- _Set exercise_
Omit images. Retype all entries verbatim.

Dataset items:
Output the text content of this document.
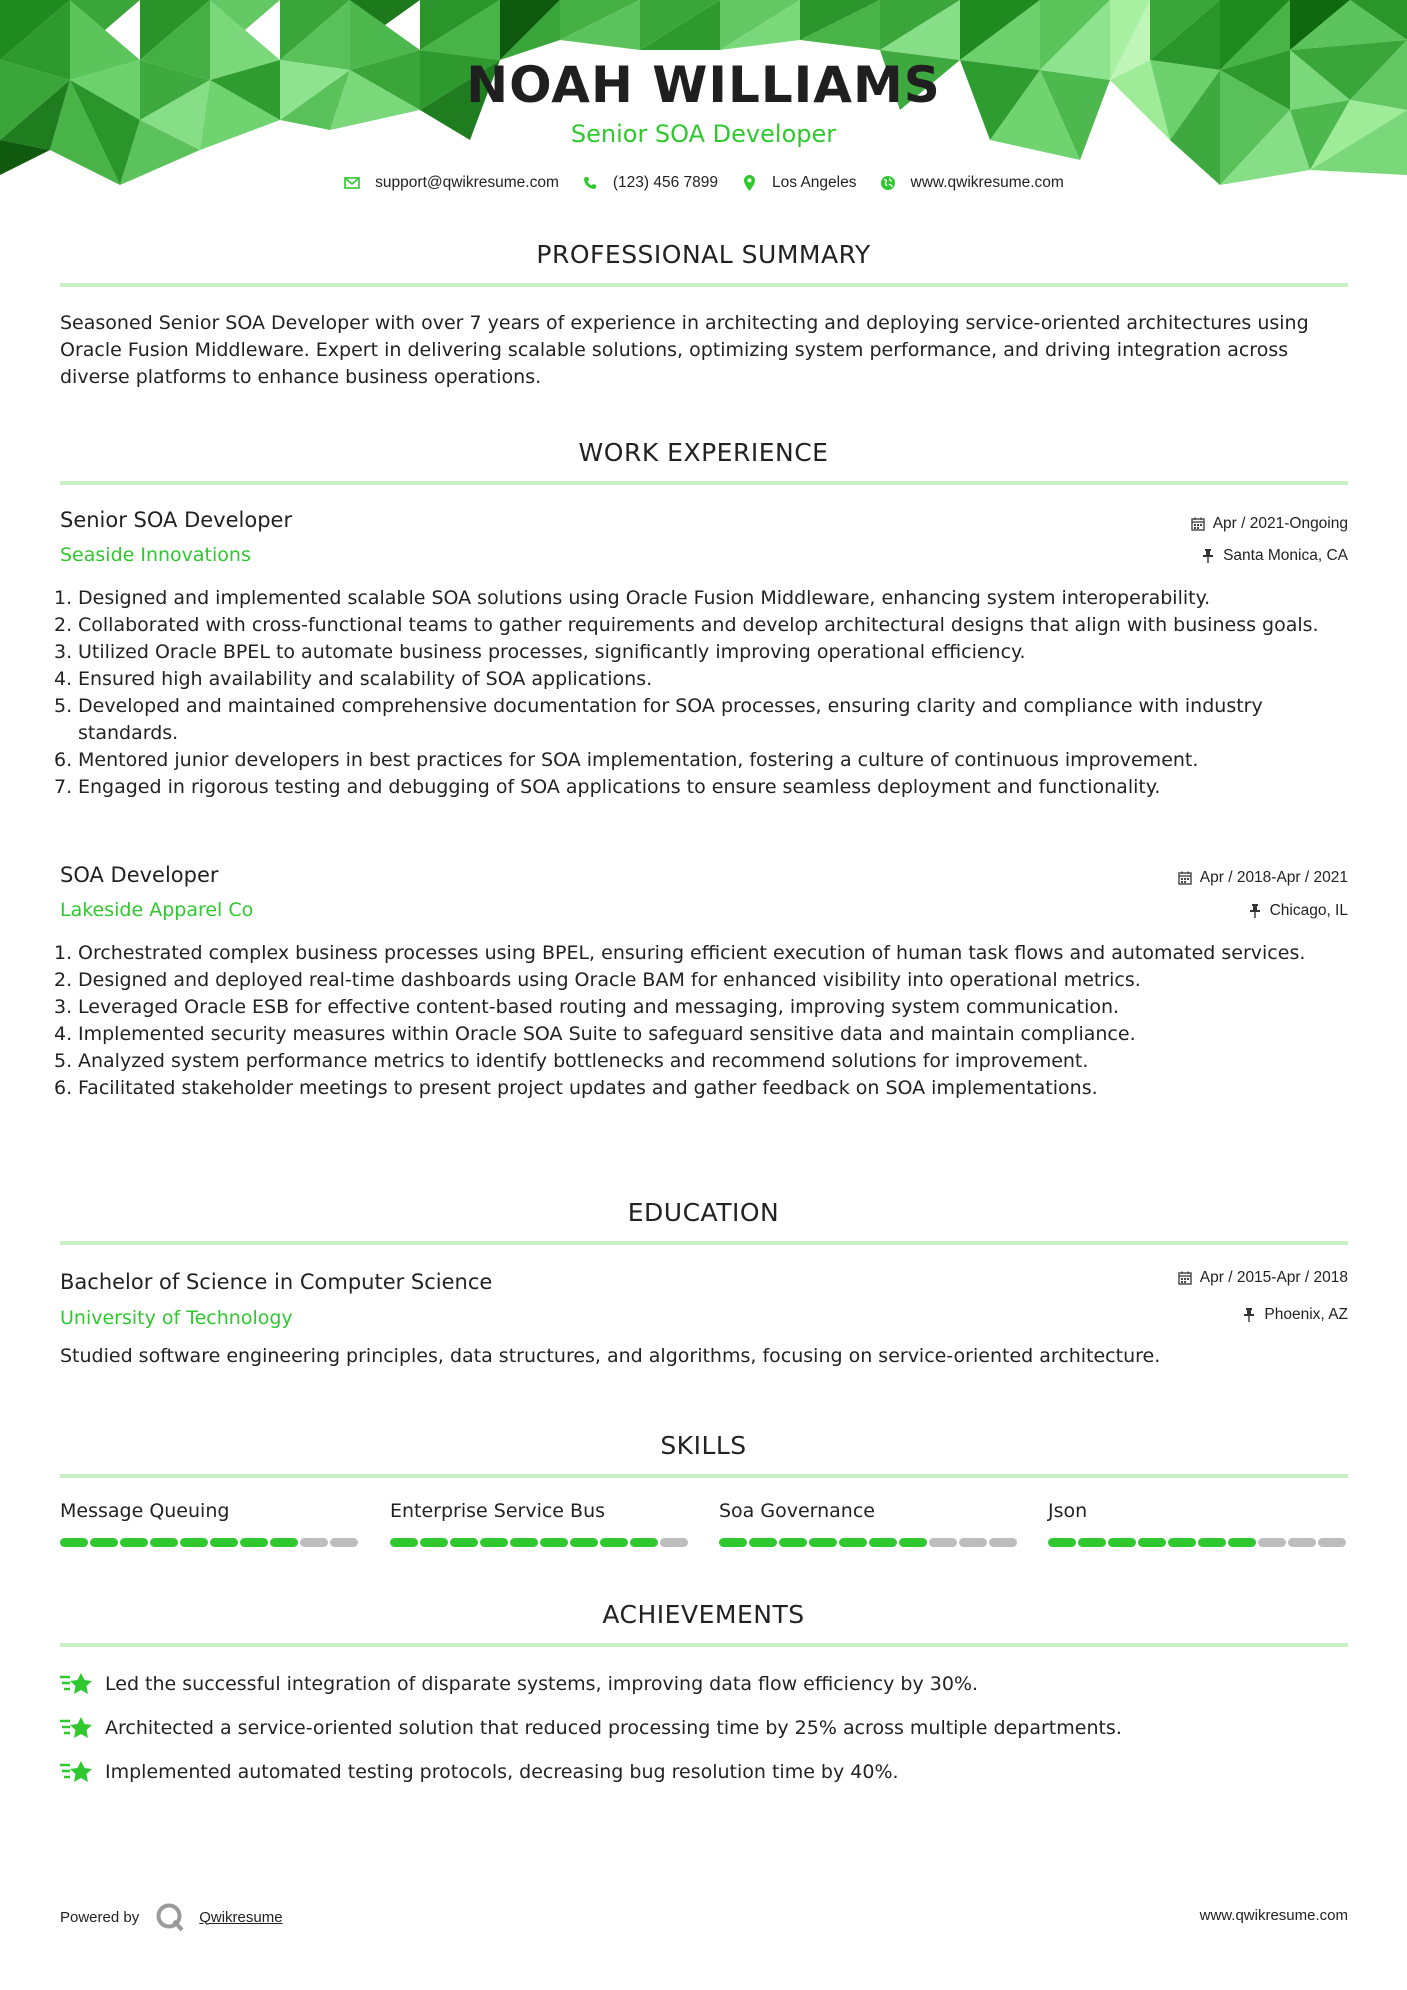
NOAH WILLIAMS
Senior SOA Developer
support@qwikresume.com	(123) 456 7899	Los Angeles	www.qwikresume.com
PROFESSIONAL SUMMARY
Seasoned Senior SOA Developer with over 7 years of experience in architecting and deploying service-oriented architectures using Oracle Fusion Middleware. Expert in delivering scalable solutions, optimizing system performance, and driving integration across diverse platforms to enhance business operations.
WORK EXPERIENCE
Senior SOA Developer
Seaside Innovations
Apr / 2021-Ongoing
Santa Monica, CA
1. Designed and implemented scalable SOA solutions using Oracle Fusion Middleware, enhancing system interoperability.
2. Collaborated with cross-functional teams to gather requirements and develop architectural designs that align with business goals.
3. Utilized Oracle BPEL to automate business processes, significantly improving operational efficiency.
4. Ensured high availability and scalability of SOA applications.
5. Developed and maintained comprehensive documentation for SOA processes, ensuring clarity and compliance with industry standards.
6. Mentored junior developers in best practices for SOA implementation, fostering a culture of continuous improvement.
7. Engaged in rigorous testing and debugging of SOA applications to ensure seamless deployment and functionality.
SOA Developer
Lakeside Apparel Co
Apr / 2018-Apr / 2021
Chicago, IL
1. Orchestrated complex business processes using BPEL, ensuring efficient execution of human task flows and automated services.
2. Designed and deployed real-time dashboards using Oracle BAM for enhanced visibility into operational metrics.
3. Leveraged Oracle ESB for effective content-based routing and messaging, improving system communication.
4. Implemented security measures within Oracle SOA Suite to safeguard sensitive data and maintain compliance.
5. Analyzed system performance metrics to identify bottlenecks and recommend solutions for improvement.
6. Facilitated stakeholder meetings to present project updates and gather feedback on SOA implementations.
EDUCATION
Bachelor of Science in Computer Science
University of Technology
Apr / 2015-Apr / 2018
Phoenix, AZ
Studied software engineering principles, data structures, and algorithms, focusing on service-oriented architecture.
SKILLS
Message Queuing	Enterprise Service Bus	Soa Governance	Json
ACHIEVEMENTS
Led the successful integration of disparate systems, improving data flow efficiency by 30%.
Architected a service-oriented solution that reduced processing time by 25% across multiple departments.
Implemented automated testing protocols, decreasing bug resolution time by 40%.
Powered by	Qwikresume	www.qwikresume.com
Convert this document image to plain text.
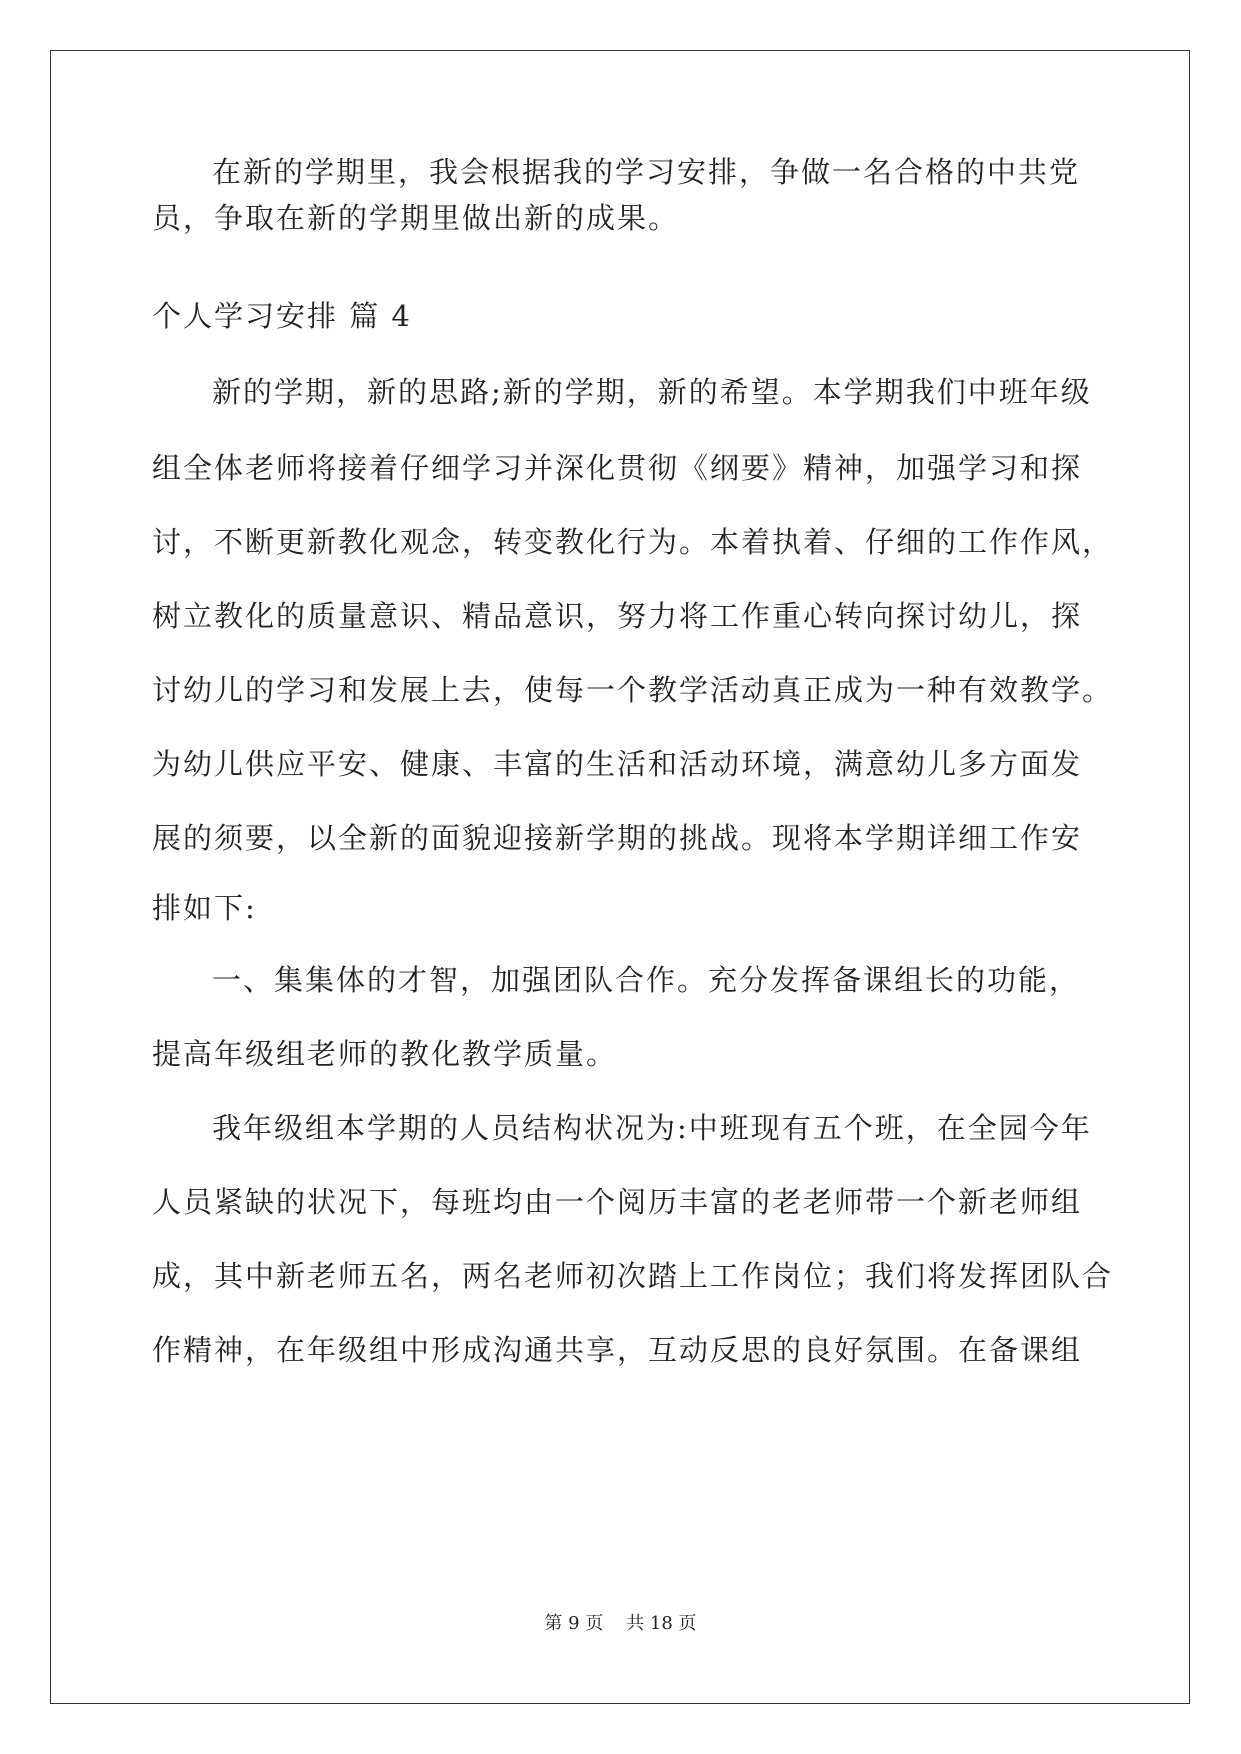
在新的学期里，我会根据我的学习安排，争做一名合格的中共党
员，争取在新的学期里做出新的成果。
个人学习安排 篇 4
新的学期，新的思路;新的学期，新的希望。本学期我们中班年级
组全体老师将接着仔细学习并深化贯彻《纲要》精神，加强学习和探
讨，不断更新教化观念，转变教化行为。本着执着、仔细的工作作风，
树立教化的质量意识、精品意识，努力将工作重心转向探讨幼儿，探
讨幼儿的学习和发展上去，使每一个教学活动真正成为一种有效教学。
为幼儿供应平安、健康、丰富的生活和活动环境，满意幼儿多方面发
展的须要，以全新的面貌迎接新学期的挑战。现将本学期详细工作安
排如下:
一、集集体的才智，加强团队合作。充分发挥备课组长的功能，
提高年级组老师的教化教学质量。
我年级组本学期的人员结构状况为:中班现有五个班，在全园今年
人员紧缺的状况下，每班均由一个阅历丰富的老老师带一个新老师组
成，其中新老师五名，两名老师初次踏上工作岗位；我们将发挥团队合
作精神，在年级组中形成沟通共享，互动反思的良好氛围。在备课组
第 9 页    共 18 页
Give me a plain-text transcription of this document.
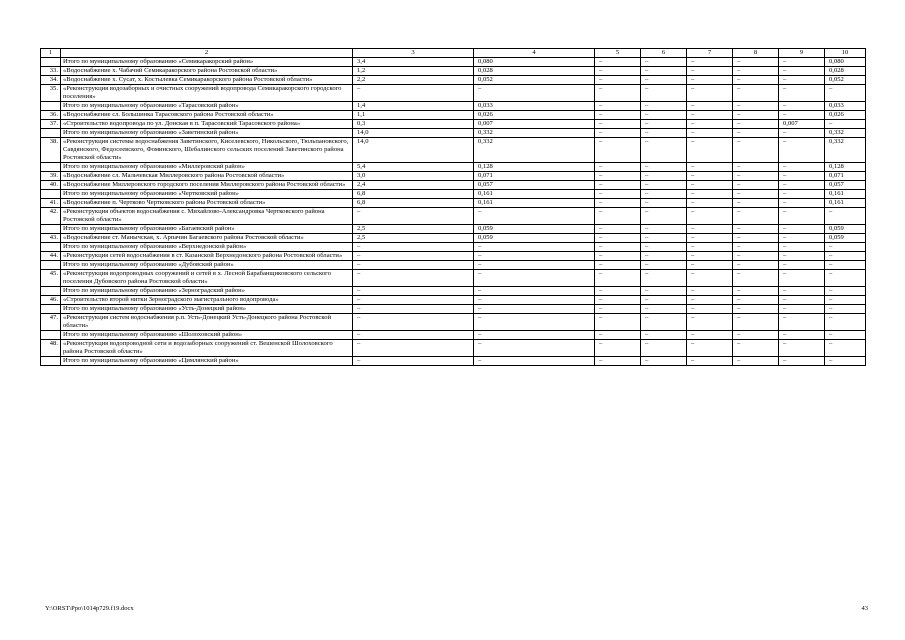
1	2	3	4	5	6	7	8	9	10
	Итого по муниципальному образованию «Семикаракорский район»	3,4	0,080	–	–	–	–	–	0,080
33.	«Водоснабжение х. Чабачий Семикаракорского района Ростовской области»	1,2	0,028	–	–	–	–	–	0,028
34.	«Водоснабжение х. Сусат, х. Костылевка Семикаракорского района Ростовской области»	2,2	0,052	–	–	–	–	–	0,052
35.	«Реконструкция водозаборных и очистных сооружений водопровода Семикаракорского городского поселения»	–	–	–	–	–	–	–	–
	Итого по муниципальному образованию «Тарасовский район»	1,4	0,033	–	–	–	–	–	0,033
36.	«Водоснабжение сл. Большинка Тарасовского района Ростовской области»	1,1	0,026	–	–	–	–	–	0,026
37.	«Строительство водопровода по ул. Донская в п. Тарасовский Тарасовского района»	0,3	0,007	–	–	–	–	0,007	–
	Итого по муниципальному образованию «Заветинский район»	14,0	0,332	–	–	–	–	–	0,332
38.	«Реконструкция системы водоснабжения Заветинского, Киселевского, Никольского, Тюльпановского, Савдянского, Федосеевского, Фоминского, Шебалинского сельских поселений Заветинского района Ростовской области»	14,0	0,332	–	–	–	–	–	0,332
	Итого по муниципальному образованию «Миллеровский район»	5,4	0,128	–	–	–	–	–	0,128
39.	«Водоснабжение сл. Мальчевская Миллеровского района Ростовской области»	3,0	0,071	–	–	–	–	–	0,071
40.	«Водоснабжение Миллеровского городского поселения Миллеровского района Ростовской области»	2,4	0,057	–	–	–	–	–	0,057
	Итого по муниципальному образованию «Чертковский район»	6,8	0,161	–	–	–	–	–	0,161
41.	«Водоснабжение п. Чертково Чертковского района Ростовской области»	6,8	0,161	–	–	–	–	–	0,161
42.	«Реконструкция объектов водоснабжения с. Михайлово-Александровка Чертковского района Ростовской области»	–	–	–	–	–	–	–	–
	Итого по муниципальному образованию «Багаевский район»	2,5	0,059	–	–	–	–	–	0,059
43.	«Водоснабжение ст. Манычская, х. Арпачин Багаевского района Ростовской области»	2,5	0,059	–	–	–	–	–	0,059
	Итого по муниципальному образованию «Верхнедонской район»	–	–	–	–	–	–	–	–
44.	«Реконструкция сетей водоснабжения в ст. Казанской Верхнедонского района Ростовской области»	–	–	–	–	–	–	–	–
	Итого по муниципальному образованию «Дубовский район»	–	–	–	–	–	–	–	–
45.	«Реконструкция водопроводных сооружений и сетей в х. Лесной Барабанщиковского сельского поселения Дубовского района Ростовской области»	–	–	–	–	–	–	–	–
	Итого по муниципальному образованию «Зерноградский район»	–	–	–	–	–	–	–	–
46.	«Строительство второй нитки Зерноградского магистрального водопровода»	–	–	–	–	–	–	–	–
	Итого по муниципальному образованию «Усть-Донецкий район»	–	–	–	–	–	–	–	–
47.	«Реконструкция систем водоснабжения р.п. Усть-Донецкий Усть-Донецкого района Ростовской области»	–	–	–	–	–	–	–	–
	Итого по муниципальному образованию «Шолоховский район»	–	–	–	–	–	–	–	–
48.	«Реконструкция водопроводной сети и водозаборных сооружений ст. Вешенской Шолоховского района Ростовской области»	–	–	–	–	–	–	–	–
	Итого по муниципальному образованию «Цимлянский район»	–	–	–	–	–	–	–	–
Y:\ORST\Ppo\1014p729.f19.docx	43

- _Complete answer_
Output the text content of this document.
NOAH WILLIAMS
Senior SOA Developer
support@qwikresume.com	(123) 456 7899	Los Angeles	www.qwikresume.com
PROFESSIONAL SUMMARY
Seasoned Senior SOA Developer with over 7 years of experience in architecting and deploying service-oriented architectures using Oracle Fusion Middleware. Expert in delivering scalable solutions, optimizing system performance, and driving integration across diverse platforms to enhance business operations.
WORK EXPERIENCE
Senior SOA Developer
Seaside Innovations
Apr / 2021-Ongoing
Santa Monica, CA
1. Designed and implemented scalable SOA solutions using Oracle Fusion Middleware, enhancing system interoperability.
2. Collaborated with cross-functional teams to gather requirements and develop architectural designs that align with business goals.
3. Utilized Oracle BPEL to automate business processes, significantly improving operational efficiency.
4. Ensured high availability and scalability of SOA applications.
5. Developed and maintained comprehensive documentation for SOA processes, ensuring clarity and compliance with industry standards.
6. Mentored junior developers in best practices for SOA implementation, fostering a culture of continuous improvement.
7. Engaged in rigorous testing and debugging of SOA applications to ensure seamless deployment and functionality.
SOA Developer
Lakeside Apparel Co
Apr / 2018-Apr / 2021
Chicago, IL
1. Orchestrated complex business processes using BPEL, ensuring efficient execution of human task flows and automated services.
2. Designed and deployed real-time dashboards using Oracle BAM for enhanced visibility into operational metrics.
3. Leveraged Oracle ESB for effective content-based routing and messaging, improving system communication.
4. Implemented security measures within Oracle SOA Suite to safeguard sensitive data and maintain compliance.
5. Analyzed system performance metrics to identify bottlenecks and recommend solutions for improvement.
6. Facilitated stakeholder meetings to present project updates and gather feedback on SOA implementations.
EDUCATION
Bachelor of Science in Computer Science
University of Technology
Apr / 2015-Apr / 2018
Phoenix, AZ
Studied software engineering principles, data structures, and algorithms, focusing on service-oriented architecture.
SKILLS
Message Queuing	Enterprise Service Bus	Soa Governance	Json
ACHIEVEMENTS
Led the successful integration of disparate systems, improving data flow efficiency by 30%.
Architected a service-oriented solution that reduced processing time by 25% across multiple departments.
Implemented automated testing protocols, decreasing bug resolution time by 40%.
Powered by	Qwikresume	www.qwikresume.com
Convert this document image to plain text.
在新的学期里，我会根据我的学习安排，争做一名合格的中共党
员，争取在新的学期里做出新的成果。
个人学习安排 篇 4
新的学期，新的思路;新的学期，新的希望。本学期我们中班年级
组全体老师将接着仔细学习并深化贯彻《纲要》精神，加强学习和探
讨，不断更新教化观念，转变教化行为。本着执着、仔细的工作作风，
树立教化的质量意识、精品意识，努力将工作重心转向探讨幼儿，探
讨幼儿的学习和发展上去，使每一个教学活动真正成为一种有效教学。
为幼儿供应平安、健康、丰富的生活和活动环境，满意幼儿多方面发
展的须要，以全新的面貌迎接新学期的挑战。现将本学期详细工作安
排如下:
一、集集体的才智，加强团队合作。充分发挥备课组长的功能，
提高年级组老师的教化教学质量。
我年级组本学期的人员结构状况为:中班现有五个班，在全园今年
人员紧缺的状况下，每班均由一个阅历丰富的老老师带一个新老师组
成，其中新老师五名，两名老师初次踏上工作岗位；我们将发挥团队合
作精神，在年级组中形成沟通共享，互动反思的良好氛围。在备课组
第 9 页    共 18 页
Give me a plain-text transcription of this document.
1	2	3	4	5	6	7	8	9	10
	Итого по муниципальному образованию «Семикаракорский район»	3,4	0,080	–	–	–	–	–	0,080
33.	«Водоснабжение х. Чабачий Семикаракорского района Ростовской области»	1,2	0,028	–	–	–	–	–	0,028
34.	«Водоснабжение х. Сусат, х. Костылевка Семикаракорского района Ростовской области»	2,2	0,052	–	–	–	–	–	0,052
35.	«Реконструкция водозаборных и очистных сооружений водопровода Семикаракорского городского поселения»	–	–	–	–	–	–	–	–
	Итого по муниципальному образованию «Тарасовский район»	1,4	0,033	–	–	–	–	–	0,033
36.	«Водоснабжение сл. Большинка Тарасовского района Ростовской области»	1,1	0,026	–	–	–	–	–	0,026
37.	«Строительство водопровода по ул. Донская в п. Тарасовский Тарасовского района»	0,3	0,007	–	–	–	–	0,007	–
	Итого по муниципальному образованию «Заветинский район»	14,0	0,332	–	–	–	–	–	0,332
38.	«Реконструкция системы водоснабжения Заветинского, Киселевского, Никольского, Тюльпановского, Савдянского, Федосеевского, Фоминского, Шебалинского сельских поселений Заветинского района Ростовской области»	14,0	0,332	–	–	–	–	–	0,332
	Итого по муниципальному образованию «Миллеровский район»	5,4	0,128	–	–	–	–	–	0,128
39.	«Водоснабжение сл. Мальчевская Миллеровского района Ростовской области»	3,0	0,071	–	–	–	–	–	0,071
40.	«Водоснабжение Миллеровского городского поселения Миллеровского района Ростовской области»	2,4	0,057	–	–	–	–	–	0,057
	Итого по муниципальному образованию «Чертковский район»	6,8	0,161	–	–	–	–	–	0,161
41.	«Водоснабжение п. Чертково Чертковского района Ростовской области»	6,8	0,161	–	–	–	–	–	0,161
42.	«Реконструкция объектов водоснабжения с. Михайлово-Александровка Чертковского района Ростовской области»	–	–	–	–	–	–	–	–
	Итого по муниципальному образованию «Багаевский район»	2,5	0,059	–	–	–	–	–	0,059
43.	«Водоснабжение ст. Манычская, х. Арпачин Багаевского района Ростовской области»	2,5	0,059	–	–	–	–	–	0,059
	Итого по муниципальному образованию «Верхнедонской район»	–	–	–	–	–	–	–	–
44.	«Реконструкция сетей водоснабжения в ст. Казанской Верхнедонского района Ростовской области»	–	–	–	–	–	–	–	–
	Итого по муниципальному образованию «Дубовский район»	–	–	–	–	–	–	–	–
45.	«Реконструкция водопроводных сооружений и сетей в х. Лесной Барабанщиковского сельского поселения Дубовского района Ростовской области»	–	–	–	–	–	–	–	–
	Итого по муниципальному образованию «Зерноградский район»	–	–	–	–	–	–	–	–
46.	«Строительство второй нитки Зерноградского магистрального водопровода»	–	–	–	–	–	–	–	–
	Итого по муниципальному образованию «Усть-Донецкий район»	–	–	–	–	–	–	–	–
47.	«Реконструкция систем водоснабжения р.п. Усть-Донецкий Усть-Донецкого района Ростовской области»	–	–	–	–	–	–	–	–
	Итого по муниципальному образованию «Шолоховский район»	–	–	–	–	–	–	–	–
48.	«Реконструкция водопроводной сети и водозаборных сооружений ст. Вешенской Шолоховского района Ростовской области»	–	–	–	–	–	–	–	–
	Итого по муниципальному образованию «Цимлянский район»	–	–	–	–	–	–	–	–
Y:\ORST\Ppo\1014p729.f19.docx	43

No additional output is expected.